■ **What the exercise asks**:
Reproduce the following text on the Verizon/AT&T Building in full, word for word.

■ **Study text**:
- Former names: The Telephone Company Building New York Telephone Building

General information
- Status: Completed
- Architectural style: Neo-gothic
- Address: 65 Franklin Street
- Town or city: Buffalo, New York
- Country: United States
- Coordinates: 42°52′59″N 78°52′38″W﻿ / ﻿42.883063°N 78.877313°W
- Year(s) built: 1913—1916
- Completed: 1916
- Opened: 1916
- Owner: Verizon New York
- Affiliation: Verizon and AT&T
- Height: 78.4 m / 258 ft

Technical details
- Structural system: High rise
- Floor count: 16

Design and construction
- Architecture firm: HLW International

= Verizon/AT&T Building =

The Verizon/AT&T building previously known as The Telephone Company Building is a 16 story tall skyscraper in Buffalo, New York that was designed by HLW International.

■ **The data**:
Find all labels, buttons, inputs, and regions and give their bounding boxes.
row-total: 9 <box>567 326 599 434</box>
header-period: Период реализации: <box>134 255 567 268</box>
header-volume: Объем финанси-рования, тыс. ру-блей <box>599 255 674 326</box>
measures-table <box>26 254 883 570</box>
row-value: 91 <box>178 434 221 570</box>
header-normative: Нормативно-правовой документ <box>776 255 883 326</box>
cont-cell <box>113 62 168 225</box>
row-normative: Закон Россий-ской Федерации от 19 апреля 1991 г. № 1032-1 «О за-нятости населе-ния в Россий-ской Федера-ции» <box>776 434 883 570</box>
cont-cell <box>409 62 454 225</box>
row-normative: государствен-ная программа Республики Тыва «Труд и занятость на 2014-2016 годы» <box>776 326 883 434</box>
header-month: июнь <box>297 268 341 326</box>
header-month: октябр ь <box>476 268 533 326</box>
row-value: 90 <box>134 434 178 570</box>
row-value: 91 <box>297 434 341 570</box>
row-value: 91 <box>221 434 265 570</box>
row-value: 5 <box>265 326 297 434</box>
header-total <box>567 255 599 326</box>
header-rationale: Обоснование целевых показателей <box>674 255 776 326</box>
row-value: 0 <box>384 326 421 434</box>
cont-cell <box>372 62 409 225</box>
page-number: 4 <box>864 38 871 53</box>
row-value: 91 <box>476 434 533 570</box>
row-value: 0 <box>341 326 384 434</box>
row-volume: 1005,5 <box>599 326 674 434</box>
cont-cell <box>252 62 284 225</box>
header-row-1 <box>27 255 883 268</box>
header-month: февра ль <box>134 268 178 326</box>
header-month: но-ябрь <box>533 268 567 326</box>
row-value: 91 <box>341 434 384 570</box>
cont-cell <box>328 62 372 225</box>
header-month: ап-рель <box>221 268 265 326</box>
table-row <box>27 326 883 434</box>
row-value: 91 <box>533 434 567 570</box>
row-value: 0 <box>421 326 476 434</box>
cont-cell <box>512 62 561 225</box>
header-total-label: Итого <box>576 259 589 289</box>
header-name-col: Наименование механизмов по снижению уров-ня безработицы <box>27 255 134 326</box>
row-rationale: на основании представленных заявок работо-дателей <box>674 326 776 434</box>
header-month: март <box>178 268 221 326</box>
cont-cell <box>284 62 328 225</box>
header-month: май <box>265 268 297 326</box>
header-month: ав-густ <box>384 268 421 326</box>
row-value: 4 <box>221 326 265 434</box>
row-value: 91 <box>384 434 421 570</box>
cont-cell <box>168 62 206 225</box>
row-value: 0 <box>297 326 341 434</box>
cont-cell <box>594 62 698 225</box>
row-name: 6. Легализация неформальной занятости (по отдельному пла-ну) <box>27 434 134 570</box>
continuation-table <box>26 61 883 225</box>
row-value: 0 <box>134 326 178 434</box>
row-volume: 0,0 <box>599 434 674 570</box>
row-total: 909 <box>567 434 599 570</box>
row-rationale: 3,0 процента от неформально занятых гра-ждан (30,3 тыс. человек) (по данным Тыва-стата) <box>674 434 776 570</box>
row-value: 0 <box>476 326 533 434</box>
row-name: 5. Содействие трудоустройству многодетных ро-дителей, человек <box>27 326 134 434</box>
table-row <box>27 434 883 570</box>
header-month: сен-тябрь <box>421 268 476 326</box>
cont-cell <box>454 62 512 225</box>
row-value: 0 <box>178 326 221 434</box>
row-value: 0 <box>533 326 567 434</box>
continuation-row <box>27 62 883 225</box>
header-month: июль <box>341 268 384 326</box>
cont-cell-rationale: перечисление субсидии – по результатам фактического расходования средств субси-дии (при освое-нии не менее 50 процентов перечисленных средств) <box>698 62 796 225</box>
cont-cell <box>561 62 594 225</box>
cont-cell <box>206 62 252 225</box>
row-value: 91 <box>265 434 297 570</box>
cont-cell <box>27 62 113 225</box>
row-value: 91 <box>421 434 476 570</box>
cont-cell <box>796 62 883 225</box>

■ **Answer section**:
- Former names: The Telephone Company Building New York Telephone Building

General information
- Status: Completed
- Architectural style: Neo-gothic
- Address: 65 Franklin Street
- Town or city: Buffalo, New York
- Country: United States
- Coordinates: 42°52′59″N 78°52′38″W﻿ / ﻿42.883063°N 78.877313°W
- Year(s) built: 1913—1916
- Completed: 1916
- Opened: 1916
- Owner: Verizon New York
- Affiliation: Verizon and AT&T
- Height: 78.4 m / 258 ft

Technical details
- Structural system: High rise
- Floor count: 16

Design and construction
- Architecture firm: HLW International

= Verizon/AT&T Building =

The Verizon/AT&T building previously known as The Telephone Company Building is a 16 story tall skyscraper in Buffalo, New York that was designed by HLW International.